* START Material provided *

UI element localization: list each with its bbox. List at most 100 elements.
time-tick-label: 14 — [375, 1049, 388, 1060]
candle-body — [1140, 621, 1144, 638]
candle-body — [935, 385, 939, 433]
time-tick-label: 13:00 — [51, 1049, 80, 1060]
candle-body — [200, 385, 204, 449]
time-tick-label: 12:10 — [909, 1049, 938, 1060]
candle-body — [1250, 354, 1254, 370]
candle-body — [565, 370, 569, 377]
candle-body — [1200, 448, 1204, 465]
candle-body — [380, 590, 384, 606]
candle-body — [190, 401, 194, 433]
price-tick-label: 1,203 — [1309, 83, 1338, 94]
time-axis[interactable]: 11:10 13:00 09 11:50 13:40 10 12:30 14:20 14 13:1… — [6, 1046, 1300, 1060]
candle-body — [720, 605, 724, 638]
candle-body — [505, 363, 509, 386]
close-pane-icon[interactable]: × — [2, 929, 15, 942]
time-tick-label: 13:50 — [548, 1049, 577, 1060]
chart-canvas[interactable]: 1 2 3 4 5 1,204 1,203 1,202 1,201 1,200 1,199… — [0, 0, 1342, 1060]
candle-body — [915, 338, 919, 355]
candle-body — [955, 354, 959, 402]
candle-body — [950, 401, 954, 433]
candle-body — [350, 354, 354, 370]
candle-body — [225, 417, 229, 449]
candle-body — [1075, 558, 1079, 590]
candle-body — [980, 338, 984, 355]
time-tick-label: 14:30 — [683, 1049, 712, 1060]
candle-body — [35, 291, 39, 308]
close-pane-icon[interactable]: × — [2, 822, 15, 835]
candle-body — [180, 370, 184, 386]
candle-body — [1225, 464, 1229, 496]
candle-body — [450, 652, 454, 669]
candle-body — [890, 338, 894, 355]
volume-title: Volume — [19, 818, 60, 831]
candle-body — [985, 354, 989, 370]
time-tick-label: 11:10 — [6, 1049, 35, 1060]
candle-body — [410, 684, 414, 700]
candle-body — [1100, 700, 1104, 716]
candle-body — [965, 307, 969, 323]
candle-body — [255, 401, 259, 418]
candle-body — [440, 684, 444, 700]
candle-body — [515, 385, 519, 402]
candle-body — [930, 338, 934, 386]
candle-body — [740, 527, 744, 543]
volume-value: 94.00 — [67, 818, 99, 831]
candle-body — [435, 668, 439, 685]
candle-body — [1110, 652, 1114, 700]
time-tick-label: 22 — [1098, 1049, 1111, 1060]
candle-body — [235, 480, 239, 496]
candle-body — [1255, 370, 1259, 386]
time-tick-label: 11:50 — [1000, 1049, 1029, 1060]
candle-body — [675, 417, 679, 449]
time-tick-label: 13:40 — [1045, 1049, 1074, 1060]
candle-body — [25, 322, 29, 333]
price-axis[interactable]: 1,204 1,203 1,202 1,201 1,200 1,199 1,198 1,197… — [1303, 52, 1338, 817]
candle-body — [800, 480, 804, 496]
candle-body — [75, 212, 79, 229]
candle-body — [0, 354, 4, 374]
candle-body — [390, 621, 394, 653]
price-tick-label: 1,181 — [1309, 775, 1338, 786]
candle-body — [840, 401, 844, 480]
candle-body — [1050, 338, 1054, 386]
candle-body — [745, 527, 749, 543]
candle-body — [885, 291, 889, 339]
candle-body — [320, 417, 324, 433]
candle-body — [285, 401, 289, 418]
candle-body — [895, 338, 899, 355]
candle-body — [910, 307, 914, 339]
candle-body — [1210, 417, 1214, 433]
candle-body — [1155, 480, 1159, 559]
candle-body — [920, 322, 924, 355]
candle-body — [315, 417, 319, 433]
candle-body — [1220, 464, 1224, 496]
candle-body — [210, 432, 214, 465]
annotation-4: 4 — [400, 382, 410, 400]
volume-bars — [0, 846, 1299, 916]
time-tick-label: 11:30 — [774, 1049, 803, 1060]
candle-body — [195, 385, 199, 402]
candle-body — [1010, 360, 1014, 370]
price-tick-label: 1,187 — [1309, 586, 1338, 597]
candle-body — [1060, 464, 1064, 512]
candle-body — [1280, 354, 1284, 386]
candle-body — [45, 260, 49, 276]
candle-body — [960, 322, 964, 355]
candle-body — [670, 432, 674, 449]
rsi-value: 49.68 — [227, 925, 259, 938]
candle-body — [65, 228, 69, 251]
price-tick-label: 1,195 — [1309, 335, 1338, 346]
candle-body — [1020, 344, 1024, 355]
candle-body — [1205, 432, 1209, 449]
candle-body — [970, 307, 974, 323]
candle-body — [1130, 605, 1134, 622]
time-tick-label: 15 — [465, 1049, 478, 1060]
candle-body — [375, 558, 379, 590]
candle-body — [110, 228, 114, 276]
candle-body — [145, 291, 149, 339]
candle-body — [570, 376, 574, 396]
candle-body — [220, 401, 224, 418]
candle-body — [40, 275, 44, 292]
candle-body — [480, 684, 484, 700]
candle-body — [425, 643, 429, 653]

* END Material provided *

Required task: Rewrite every entry above, replacing "candle-body" with "candlestick-body" wherever it occurs and leaving everything else unchanged.

Exercise output:
UI element localization: list each with its bbox. List at most 100 elements.
time-tick-label: 14 — [375, 1049, 388, 1060]
candlestick-body — [1140, 621, 1144, 638]
candlestick-body — [935, 385, 939, 433]
time-tick-label: 13:00 — [51, 1049, 80, 1060]
candlestick-body — [200, 385, 204, 449]
time-tick-label: 12:10 — [909, 1049, 938, 1060]
candlestick-body — [1250, 354, 1254, 370]
candlestick-body — [565, 370, 569, 377]
candlestick-body — [1200, 448, 1204, 465]
candlestick-body — [380, 590, 384, 606]
candlestick-body — [190, 401, 194, 433]
price-tick-label: 1,203 — [1309, 83, 1338, 94]
time-axis[interactable]: 11:10 13:00 09 11:50 13:40 10 12:30 14:20 14 13:1… — [6, 1046, 1300, 1060]
candlestick-body — [720, 605, 724, 638]
candlestick-body — [505, 363, 509, 386]
close-pane-icon[interactable]: × — [2, 929, 15, 942]
time-tick-label: 13:50 — [548, 1049, 577, 1060]
chart-canvas[interactable]: 1 2 3 4 5 1,204 1,203 1,202 1,201 1,200 1,199… — [0, 0, 1342, 1060]
candlestick-body — [915, 338, 919, 355]
candlestick-body — [955, 354, 959, 402]
candlestick-body — [950, 401, 954, 433]
candlestick-body — [350, 354, 354, 370]
candlestick-body — [225, 417, 229, 449]
candlestick-body — [1075, 558, 1079, 590]
candlestick-body — [980, 338, 984, 355]
time-tick-label: 14:30 — [683, 1049, 712, 1060]
candlestick-body — [35, 291, 39, 308]
close-pane-icon[interactable]: × — [2, 822, 15, 835]
candlestick-body — [180, 370, 184, 386]
candlestick-body — [1225, 464, 1229, 496]
candlestick-body — [450, 652, 454, 669]
candlestick-body — [890, 338, 894, 355]
volume-title: Volume — [19, 818, 60, 831]
candlestick-body — [985, 354, 989, 370]
time-tick-label: 11:10 — [6, 1049, 35, 1060]
candlestick-body — [410, 684, 414, 700]
candlestick-body — [1100, 700, 1104, 716]
candlestick-body — [965, 307, 969, 323]
candlestick-body — [255, 401, 259, 418]
candlestick-body — [440, 684, 444, 700]
candlestick-body — [515, 385, 519, 402]
candlestick-body — [930, 338, 934, 386]
candlestick-body — [740, 527, 744, 543]
volume-value: 94.00 — [67, 818, 99, 831]
candlestick-body — [435, 668, 439, 685]
candlestick-body — [1110, 652, 1114, 700]
time-tick-label: 22 — [1098, 1049, 1111, 1060]
candlestick-body — [235, 480, 239, 496]
candlestick-body — [1255, 370, 1259, 386]
time-tick-label: 11:50 — [1000, 1049, 1029, 1060]
candlestick-body — [675, 417, 679, 449]
time-tick-label: 13:40 — [1045, 1049, 1074, 1060]
candlestick-body — [25, 322, 29, 333]
price-axis[interactable]: 1,204 1,203 1,202 1,201 1,200 1,199 1,198 1,197… — [1303, 52, 1338, 817]
candlestick-body — [800, 480, 804, 496]
candlestick-body — [75, 212, 79, 229]
candlestick-body — [0, 354, 4, 374]
candlestick-body — [390, 621, 394, 653]
price-tick-label: 1,181 — [1309, 775, 1338, 786]
candlestick-body — [840, 401, 844, 480]
candlestick-body — [1050, 338, 1054, 386]
candlestick-body — [745, 527, 749, 543]
candlestick-body — [885, 291, 889, 339]
candlestick-body — [320, 417, 324, 433]
candlestick-body — [285, 401, 289, 418]
candlestick-body — [895, 338, 899, 355]
candlestick-body — [910, 307, 914, 339]
candlestick-body — [1210, 417, 1214, 433]
candlestick-body — [1155, 480, 1159, 559]
candlestick-body — [920, 322, 924, 355]
candlestick-body — [315, 417, 319, 433]
candlestick-body — [1220, 464, 1224, 496]
candlestick-body — [210, 432, 214, 465]
annotation-4: 4 — [400, 382, 410, 400]
volume-bars — [0, 846, 1299, 916]
time-tick-label: 11:30 — [774, 1049, 803, 1060]
candlestick-body — [195, 385, 199, 402]
candlestick-body — [1010, 360, 1014, 370]
price-tick-label: 1,187 — [1309, 586, 1338, 597]
candlestick-body — [1060, 464, 1064, 512]
candlestick-body — [1280, 354, 1284, 386]
candlestick-body — [45, 260, 49, 276]
candlestick-body — [960, 322, 964, 355]
candlestick-body — [670, 432, 674, 449]
rsi-value: 49.68 — [227, 925, 259, 938]
candlestick-body — [65, 228, 69, 251]
price-tick-label: 1,195 — [1309, 335, 1338, 346]
candlestick-body — [1020, 344, 1024, 355]
candlestick-body — [1205, 432, 1209, 449]
candlestick-body — [970, 307, 974, 323]
candlestick-body — [1130, 605, 1134, 622]
time-tick-label: 15 — [465, 1049, 478, 1060]
candlestick-body — [375, 558, 379, 590]
candlestick-body — [110, 228, 114, 276]
candlestick-body — [145, 291, 149, 339]
candlestick-body — [570, 376, 574, 396]
candlestick-body — [220, 401, 224, 418]
candlestick-body — [40, 275, 44, 292]
candlestick-body — [480, 684, 484, 700]
candlestick-body — [425, 643, 429, 653]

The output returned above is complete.